[start]

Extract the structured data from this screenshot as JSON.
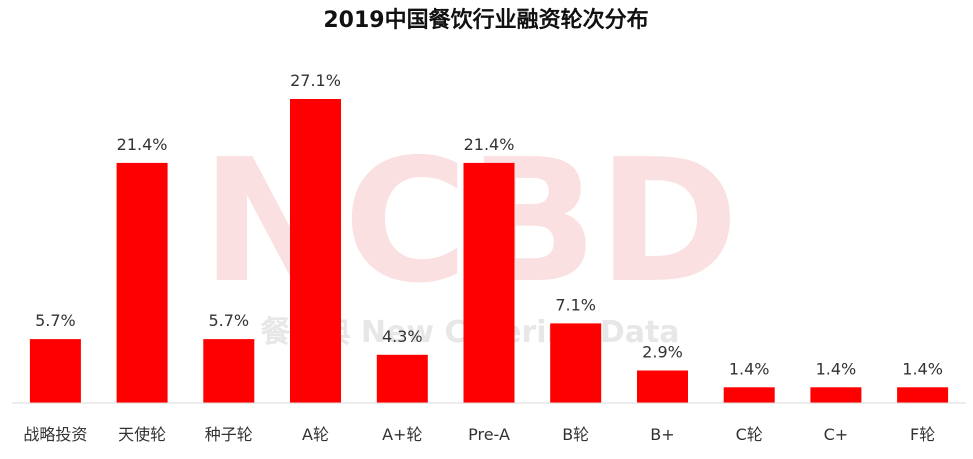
{
  "chart_data": {
    "type": "bar",
    "title": "2019中国餐饮行业融资轮次分布",
    "xlabel": "",
    "ylabel": "",
    "categories": [
      "战略投资",
      "天使轮",
      "种子轮",
      "A轮",
      "A+轮",
      "Pre-A",
      "B轮",
      "B+",
      "C轮",
      "C+",
      "F轮"
    ],
    "values": [
      5.7,
      21.4,
      5.7,
      27.1,
      4.3,
      21.4,
      7.1,
      2.9,
      1.4,
      1.4,
      1.4
    ],
    "data_labels": [
      "5.7%",
      "21.4%",
      "5.7%",
      "27.1%",
      "4.3%",
      "21.4%",
      "7.1%",
      "2.9%",
      "1.4%",
      "1.4%",
      "1.4%"
    ],
    "ylim": [
      0,
      27.1
    ],
    "grid": false,
    "legend": "none",
    "bar_color": "#ff0000"
  },
  "watermark": {
    "logo_text": "NCBD",
    "tagline": "餐宝典 New Catering Data"
  }
}
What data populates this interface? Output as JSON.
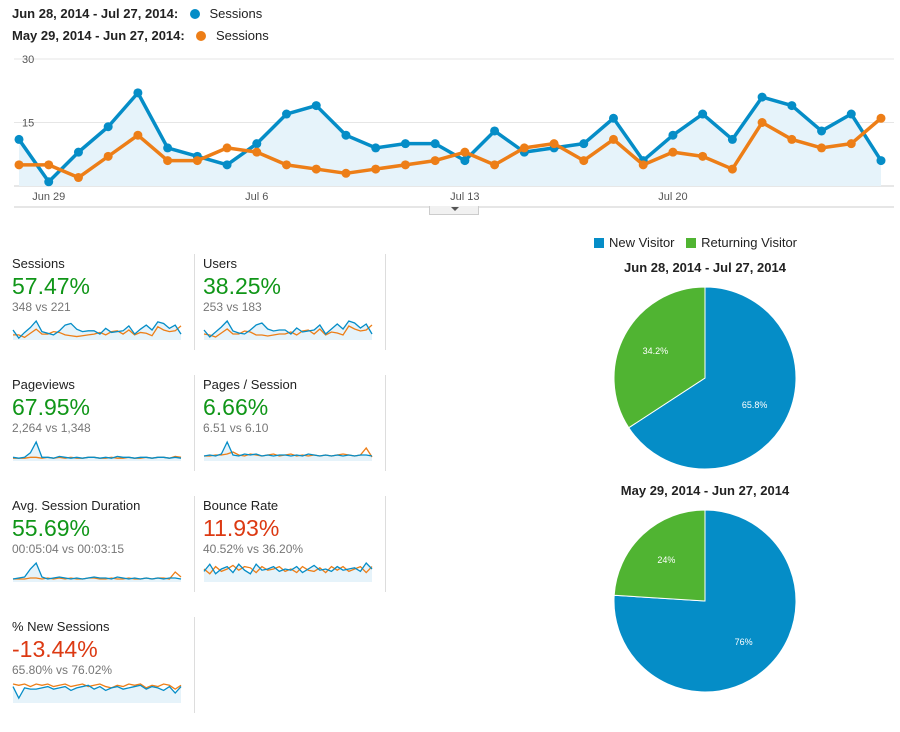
{
  "legend": [
    {
      "range": "Jun 28, 2014 - Jul 27, 2014:",
      "series": "Sessions",
      "color": "#058dc7"
    },
    {
      "range": "May 29, 2014 - Jun 27, 2014:",
      "series": "Sessions",
      "color": "#ed7e17"
    }
  ],
  "chart_data": {
    "type": "line",
    "ylim": [
      0,
      30
    ],
    "y_ticks": [
      "30",
      "15"
    ],
    "x_tick_labels": [
      {
        "index": 1,
        "label": "Jun 29"
      },
      {
        "index": 8,
        "label": "Jul 6"
      },
      {
        "index": 15,
        "label": "Jul 13"
      },
      {
        "index": 22,
        "label": "Jul 20"
      }
    ],
    "series": [
      {
        "name": "Sessions",
        "color": "#058dc7",
        "values": [
          11,
          1,
          8,
          14,
          22,
          9,
          7,
          5,
          10,
          17,
          19,
          12,
          9,
          10,
          10,
          6,
          13,
          8,
          9,
          10,
          16,
          6,
          12,
          17,
          11,
          21,
          19,
          13,
          17,
          6
        ]
      },
      {
        "name": "Sessions",
        "color": "#ed7e17",
        "values": [
          5,
          5,
          2,
          7,
          12,
          6,
          6,
          9,
          8,
          5,
          4,
          3,
          4,
          5,
          6,
          8,
          5,
          9,
          10,
          6,
          11,
          5,
          8,
          7,
          4,
          15,
          11,
          9,
          10,
          16
        ]
      }
    ]
  },
  "metrics": [
    {
      "name": "Sessions",
      "change": "57.47%",
      "direction": "up",
      "compare": "348 vs 221",
      "spark": {
        "a": [
          11,
          1,
          8,
          14,
          22,
          9,
          7,
          5,
          10,
          17,
          19,
          12,
          9,
          10,
          10,
          6,
          13,
          8,
          9,
          10,
          16,
          6,
          12,
          17,
          11,
          21,
          19,
          13,
          17,
          6
        ],
        "b": [
          5,
          5,
          2,
          7,
          12,
          6,
          6,
          9,
          8,
          5,
          4,
          3,
          4,
          5,
          6,
          8,
          5,
          9,
          10,
          6,
          11,
          5,
          8,
          7,
          4,
          15,
          11,
          9,
          10,
          16
        ]
      }
    },
    {
      "name": "Users",
      "change": "38.25%",
      "direction": "up",
      "compare": "253 vs 183",
      "spark": {
        "a": [
          9,
          2,
          7,
          12,
          18,
          8,
          6,
          5,
          9,
          14,
          16,
          10,
          8,
          9,
          9,
          5,
          11,
          7,
          8,
          9,
          14,
          5,
          10,
          15,
          10,
          18,
          16,
          11,
          15,
          5
        ],
        "b": [
          5,
          4,
          2,
          6,
          10,
          5,
          5,
          8,
          7,
          4,
          4,
          3,
          4,
          5,
          5,
          7,
          4,
          8,
          9,
          5,
          10,
          4,
          7,
          6,
          4,
          13,
          10,
          8,
          9,
          14
        ]
      }
    },
    {
      "name": "Pageviews",
      "change": "67.95%",
      "direction": "up",
      "compare": "2,264 vs 1,348",
      "spark": {
        "a": [
          3,
          2,
          3,
          8,
          20,
          3,
          3,
          2,
          4,
          3,
          2,
          3,
          2,
          3,
          3,
          2,
          3,
          2,
          4,
          3,
          3,
          2,
          3,
          3,
          2,
          3,
          3,
          2,
          3,
          2
        ],
        "b": [
          2,
          2,
          2,
          3,
          3,
          2,
          3,
          2,
          3,
          2,
          3,
          2,
          2,
          3,
          3,
          2,
          2,
          3,
          2,
          2,
          3,
          2,
          2,
          3,
          2,
          3,
          3,
          2,
          4,
          3
        ]
      }
    },
    {
      "name": "Pages / Session",
      "change": "6.66%",
      "direction": "up",
      "compare": "6.51 vs 6.10",
      "spark": {
        "a": [
          4,
          5,
          4,
          6,
          18,
          5,
          4,
          6,
          5,
          6,
          4,
          5,
          4,
          5,
          5,
          4,
          5,
          4,
          6,
          5,
          4,
          5,
          4,
          5,
          4,
          5,
          4,
          5,
          5,
          4
        ],
        "b": [
          4,
          4,
          5,
          5,
          6,
          8,
          5,
          4,
          6,
          5,
          4,
          5,
          6,
          4,
          5,
          6,
          4,
          5,
          4,
          5,
          4,
          5,
          4,
          5,
          6,
          5,
          4,
          5,
          12,
          3
        ]
      }
    },
    {
      "name": "Avg. Session Duration",
      "change": "55.69%",
      "direction": "up",
      "compare": "00:05:04 vs 00:03:15",
      "spark": {
        "a": [
          2,
          3,
          4,
          12,
          18,
          4,
          2,
          3,
          4,
          3,
          2,
          3,
          2,
          3,
          4,
          3,
          3,
          2,
          4,
          3,
          2,
          3,
          2,
          3,
          2,
          3,
          2,
          3,
          3,
          2
        ],
        "b": [
          2,
          2,
          2,
          3,
          3,
          2,
          3,
          2,
          3,
          2,
          3,
          2,
          2,
          3,
          3,
          2,
          2,
          3,
          2,
          2,
          3,
          2,
          2,
          3,
          2,
          3,
          3,
          2,
          9,
          4
        ]
      }
    },
    {
      "name": "Bounce Rate",
      "change": "11.93%",
      "direction": "down",
      "compare": "40.52% vs 36.20%",
      "spark": {
        "a": [
          8,
          14,
          6,
          10,
          12,
          7,
          14,
          9,
          6,
          14,
          9,
          10,
          12,
          8,
          10,
          9,
          12,
          7,
          10,
          13,
          9,
          10,
          8,
          12,
          9,
          10,
          11,
          8,
          15,
          10
        ],
        "b": [
          10,
          6,
          12,
          8,
          10,
          13,
          9,
          12,
          11,
          7,
          12,
          9,
          10,
          12,
          8,
          10,
          7,
          12,
          9,
          8,
          11,
          7,
          12,
          9,
          12,
          8,
          10,
          12,
          7,
          12
        ]
      }
    },
    {
      "name": "% New Sessions",
      "change": "-13.44%",
      "direction": "down",
      "compare": "65.80% vs 76.02%",
      "spark": {
        "a": [
          12,
          3,
          11,
          10,
          10,
          11,
          12,
          10,
          11,
          12,
          9,
          11,
          12,
          13,
          10,
          12,
          9,
          11,
          12,
          10,
          11,
          12,
          13,
          10,
          12,
          11,
          9,
          12,
          7,
          12
        ],
        "b": [
          14,
          13,
          14,
          12,
          14,
          13,
          14,
          12,
          13,
          14,
          12,
          13,
          14,
          12,
          13,
          14,
          12,
          11,
          13,
          12,
          14,
          13,
          14,
          11,
          13,
          12,
          14,
          13,
          10,
          13
        ]
      }
    }
  ],
  "pie_legend": [
    {
      "label": "New Visitor",
      "color": "#058dc7"
    },
    {
      "label": "Returning Visitor",
      "color": "#50b432"
    }
  ],
  "pies": [
    {
      "title": "Jun 28, 2014 - Jul 27, 2014",
      "slices": [
        {
          "label": "65.8%",
          "value": 65.8,
          "color": "#058dc7"
        },
        {
          "label": "34.2%",
          "value": 34.2,
          "color": "#50b432"
        }
      ]
    },
    {
      "title": "May 29, 2014 - Jun 27, 2014",
      "slices": [
        {
          "label": "76%",
          "value": 76,
          "color": "#058dc7"
        },
        {
          "label": "24%",
          "value": 24,
          "color": "#50b432"
        }
      ]
    }
  ]
}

[end]

### The task
Within the entries above, work out how many lines contain the word "this". The number alone is the answer.

### The response
2